Stored items from a collection:

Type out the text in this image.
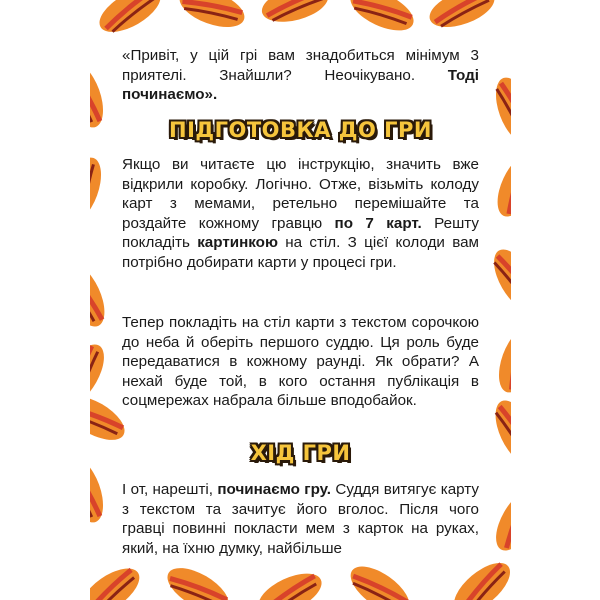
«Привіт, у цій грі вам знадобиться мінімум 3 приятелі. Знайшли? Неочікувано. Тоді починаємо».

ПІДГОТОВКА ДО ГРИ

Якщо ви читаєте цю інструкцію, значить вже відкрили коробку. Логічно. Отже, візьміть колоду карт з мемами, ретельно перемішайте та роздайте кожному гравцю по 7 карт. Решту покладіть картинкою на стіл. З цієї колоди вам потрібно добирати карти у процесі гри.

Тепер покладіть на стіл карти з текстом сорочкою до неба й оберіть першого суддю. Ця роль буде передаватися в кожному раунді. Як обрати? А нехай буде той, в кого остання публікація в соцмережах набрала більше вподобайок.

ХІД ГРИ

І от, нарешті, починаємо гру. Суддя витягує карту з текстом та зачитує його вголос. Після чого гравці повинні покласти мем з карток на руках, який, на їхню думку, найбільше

- Given task -
In the copy, include no pictures; restate the listing above exactly.

- Problem solution -
Type out the text in this image.
«Привіт, у цій грі вам знадобиться мінімум 3 приятелі. Знайшли? Неочікувано. Тоді починаємо».

ПІДГОТОВКА ДО ГРИ

Якщо ви читаєте цю інструкцію, значить вже відкрили коробку. Логічно. Отже, візьміть колоду карт з мемами, ретельно перемішайте та роздайте кожному гравцю по 7 карт. Решту покладіть картинкою на стіл. З цієї колоди вам потрібно добирати карти у процесі гри.

Тепер покладіть на стіл карти з текстом сорочкою до неба й оберіть першого суддю. Ця роль буде передаватися в кожному раунді. Як обрати? А нехай буде той, в кого остання публікація в соцмережах набрала більше вподобайок.

ХІД ГРИ

І от, нарешті, починаємо гру. Суддя витягує карту з текстом та зачитує його вголос. Після чого гравці повинні покласти мем з карток на руках, який, на їхню думку, найбільше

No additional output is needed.